**ACTIVITY:** The expected result is every entry, retyped character for character.

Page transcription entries
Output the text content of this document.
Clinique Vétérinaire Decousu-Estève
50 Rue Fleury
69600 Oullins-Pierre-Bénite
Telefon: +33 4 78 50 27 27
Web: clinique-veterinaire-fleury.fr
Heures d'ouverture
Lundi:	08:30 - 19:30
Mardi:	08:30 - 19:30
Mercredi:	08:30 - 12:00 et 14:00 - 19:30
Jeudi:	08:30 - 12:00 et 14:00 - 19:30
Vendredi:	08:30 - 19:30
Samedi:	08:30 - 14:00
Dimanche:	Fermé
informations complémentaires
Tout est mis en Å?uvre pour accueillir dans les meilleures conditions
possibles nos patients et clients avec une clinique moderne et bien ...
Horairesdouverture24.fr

**TASK RESPONSE:**
Output the text content of this document.
Clinique Vétérinaire Decousu-Estève
50 Rue Fleury
69600 Oullins-Pierre-Bénite
Telefon: +33 4 78 50 27 27
Web: clinique-veterinaire-fleury.fr
Heures d'ouverture
Lundi:	08:30 - 19:30
Mardi:	08:30 - 19:30
Mercredi:	08:30 - 12:00 et 14:00 - 19:30
Jeudi:	08:30 - 12:00 et 14:00 - 19:30
Vendredi:	08:30 - 19:30
Samedi:	08:30 - 14:00
Dimanche:	Fermé
informations complémentaires
Tout est mis en Å?uvre pour accueillir dans les meilleures conditions
possibles nos patients et clients avec une clinique moderne et bien ...
Horairesdouverture24.fr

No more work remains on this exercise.